**EXERCISES TO COMPLETE**
1. Reproduce word for word the part of the St. George incorporation text between "After reversing a" and "southeast Baton Rouge.", inclusive.
2. Carry the St. George incorporation text forward from its last sentence.

**PROVIDED TEXT**
+ + + +

White Baton Rouge residents win court battle to form St. George, splitting from poorer Black neighborhoods.
Detractors of the new city label the initiative as “racist,” fearing it will result in the formation of a “white enclave.”
Louisiana Supreme Court allows incorporation.… pic.twitter.com/4ruScJq2zo
— AF Post (@AFpost) April 29, 2024
The plan was to force-integrate whites. They’ve been doing this since the 1960s. Supposedly, that was going to bring the blacks out of poverty.
It didn’t work.
People need to be allowed to segregate.
A group of wealthy white Baton Rouge residents have won a decades-long battle to split from the majority-black city to form their own suburb following a state Supreme Court ruling.
After reversing a lower court’s decision on Friday, the Supreme Court ruled 4-3 in favor of the incorporation of St. George, which will form in southeast Baton Rouge.

+ + + +

**PROVIDED MATERIAL**
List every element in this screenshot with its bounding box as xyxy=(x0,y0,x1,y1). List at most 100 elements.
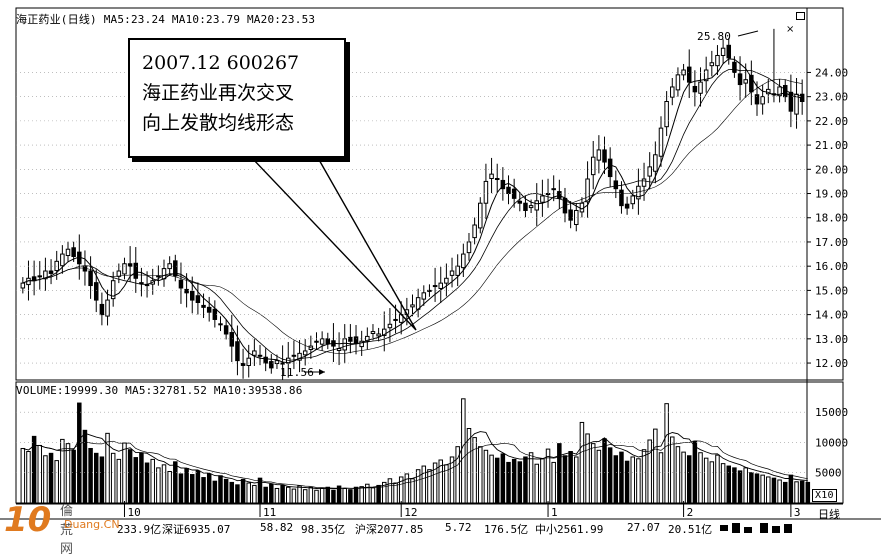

+ + + +

**THE RESPONSES**
1.
After reversing a lower court’s decision on Friday, the Supreme Court ruled 4-3 in favor of the incorporation of St. George, which will form in southeast Baton Rouge.

2.
“This is the culmination of citizens exercising their constitutional rights. We voted and we won,” Andrew Murrell, one of the leaders of the St. George campaign, said in a statement following the victory.
Andrew Murrell
“Now we begin the process of delivering on our promises of a better city,” he added. “We welcome both our friends and foes to the table to create St. George.”
Much like the case with Central — the last incorporated city to be born in East Baton Rouge Parish — the St. George initiative began with hopes of residents starting a new school district before ultimately deciding to create their own city.
Although the St. George supporters failed to garner enough votes in 2015, four years later, the initiative won the election before it was stalled by a lengthy court battle, the New York Times reported.
Sharon Weston Broome, the mayor-president leading the combined Baton Rouge and East Baton Rouge Parish governments, had sued the St. George organizers arguing that the split would siphon more than $48 million in annual tax revenue from the local government.
Sharon Weston Broome
The opposition also argued that St. George would not have the proper budget to operate on its own.
Justice William J. Crain, the author of the majority opinion, disagreed with the city’s assessment and claimed that a thriving St. George could even become an asset to the declining Baton Rouge.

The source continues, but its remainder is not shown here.